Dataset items
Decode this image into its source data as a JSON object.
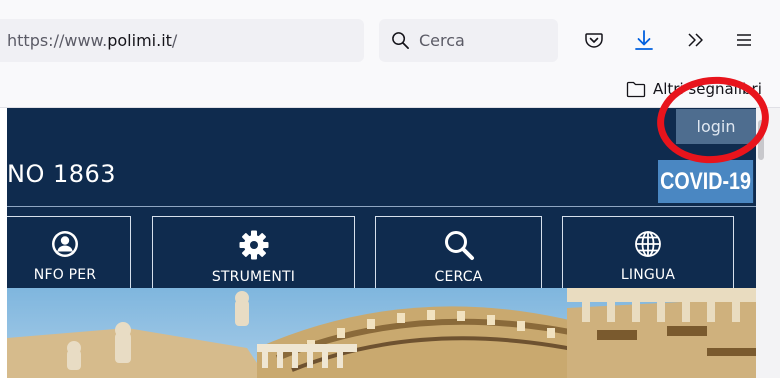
{
  "browser": {
    "url_prefix": "https://www.",
    "url_host": "polimi.it",
    "url_suffix": "/",
    "search_placeholder": "Cerca",
    "icons": [
      "pocket-icon",
      "download-icon",
      "overflow-chevrons-icon",
      "menu-icon"
    ],
    "bookmarks_folder": "Altri segnalibri"
  },
  "site": {
    "login_label": "login",
    "title_fragment": "NO 1863",
    "covid_label": "COVID-19",
    "nav": [
      {
        "label": "NFO PER",
        "icon": "user-circle-icon"
      },
      {
        "label": "STRUMENTI",
        "icon": "gear-icon"
      },
      {
        "label": "CERCA",
        "icon": "search-icon"
      },
      {
        "label": "LINGUA",
        "icon": "globe-icon"
      }
    ]
  },
  "colors": {
    "header_navy": "#0f2b4e",
    "login_bg": "#4e6d8f",
    "covid_bg": "#4a87c2",
    "annotation_red": "#e8141c"
  }
}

■ TASK PROMPT
Leave out the pictures and print every line of the data exactly.

■ WRITTEN SOLUTION
Decode this image into its source data as a JSON object.
{
  "browser": {
    "url_prefix": "https://www.",
    "url_host": "polimi.it",
    "url_suffix": "/",
    "search_placeholder": "Cerca",
    "icons": [
      "pocket-icon",
      "download-icon",
      "overflow-chevrons-icon",
      "menu-icon"
    ],
    "bookmarks_folder": "Altri segnalibri"
  },
  "site": {
    "login_label": "login",
    "title_fragment": "NO 1863",
    "covid_label": "COVID-19",
    "nav": [
      {
        "label": "NFO PER",
        "icon": "user-circle-icon"
      },
      {
        "label": "STRUMENTI",
        "icon": "gear-icon"
      },
      {
        "label": "CERCA",
        "icon": "search-icon"
      },
      {
        "label": "LINGUA",
        "icon": "globe-icon"
      }
    ]
  },
  "colors": {
    "header_navy": "#0f2b4e",
    "login_bg": "#4e6d8f",
    "covid_bg": "#4a87c2",
    "annotation_red": "#e8141c"
  }
}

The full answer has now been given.